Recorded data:
________________________________________

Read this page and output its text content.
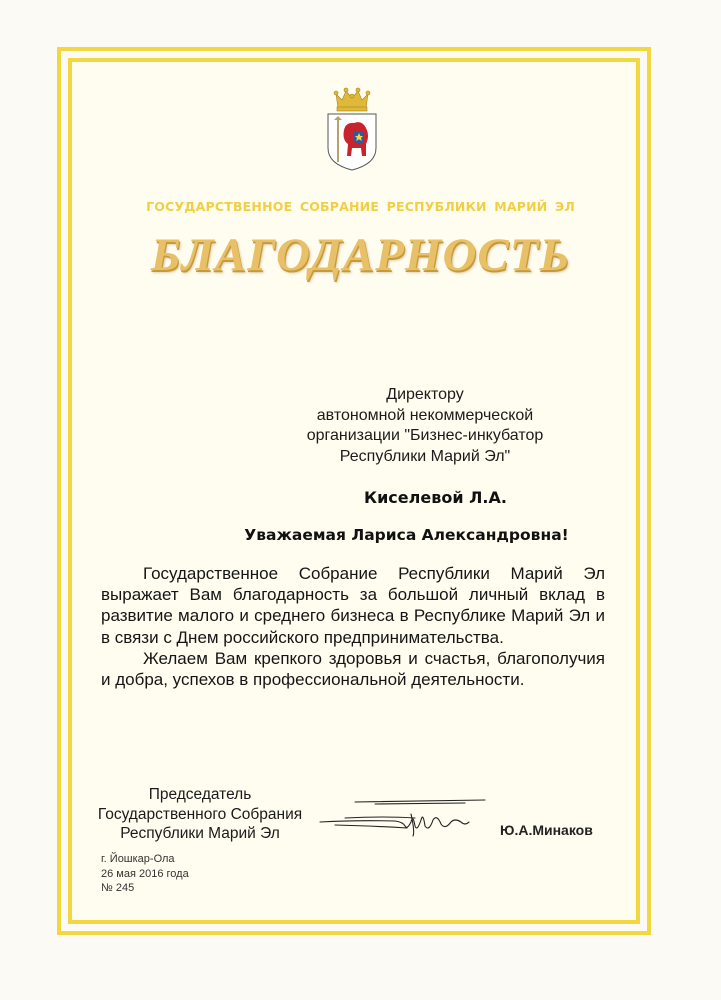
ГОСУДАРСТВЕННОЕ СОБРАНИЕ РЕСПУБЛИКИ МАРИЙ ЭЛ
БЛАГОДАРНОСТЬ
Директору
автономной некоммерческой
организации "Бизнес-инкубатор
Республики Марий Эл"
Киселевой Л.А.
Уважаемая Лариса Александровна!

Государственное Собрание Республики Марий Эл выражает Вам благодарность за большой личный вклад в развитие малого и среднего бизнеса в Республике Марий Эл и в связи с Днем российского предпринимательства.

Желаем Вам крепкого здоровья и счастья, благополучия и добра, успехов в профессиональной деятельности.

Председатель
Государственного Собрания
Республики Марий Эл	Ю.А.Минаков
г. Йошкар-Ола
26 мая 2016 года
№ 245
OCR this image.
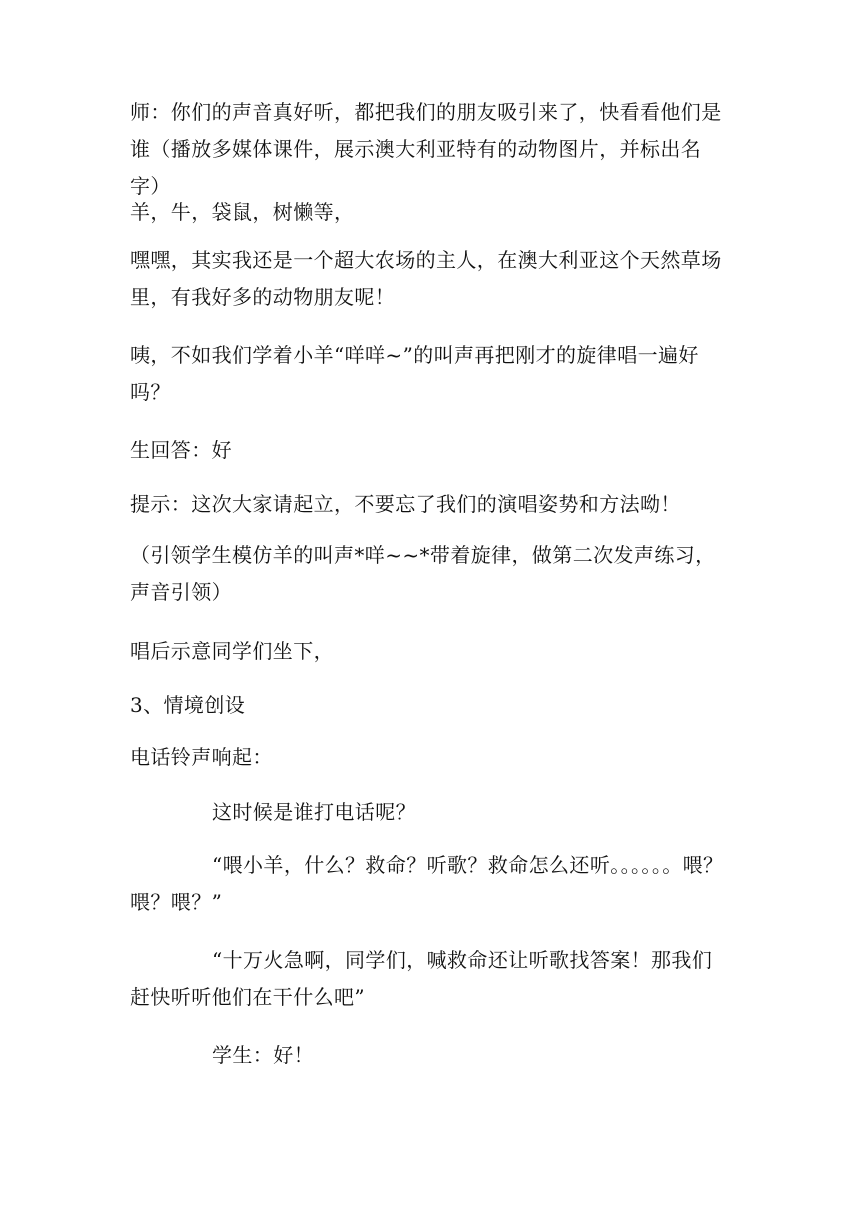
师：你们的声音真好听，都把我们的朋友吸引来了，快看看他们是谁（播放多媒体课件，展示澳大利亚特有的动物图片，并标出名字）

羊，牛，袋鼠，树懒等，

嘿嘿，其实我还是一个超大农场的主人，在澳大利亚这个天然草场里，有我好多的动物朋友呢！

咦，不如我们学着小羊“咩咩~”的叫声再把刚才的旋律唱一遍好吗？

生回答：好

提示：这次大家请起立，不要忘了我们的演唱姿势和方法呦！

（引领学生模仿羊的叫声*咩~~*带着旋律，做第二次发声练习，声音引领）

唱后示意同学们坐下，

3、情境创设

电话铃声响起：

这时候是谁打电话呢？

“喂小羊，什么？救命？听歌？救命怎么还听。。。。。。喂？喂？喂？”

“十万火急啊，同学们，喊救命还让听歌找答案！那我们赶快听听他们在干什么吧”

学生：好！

________________________________________

* **TASK DIRECTIONS**: From the records, copy every line that has the string "this" in it.

* **EXERCISE RESPONSE**:
Read this page and output its text content.
OCR this image.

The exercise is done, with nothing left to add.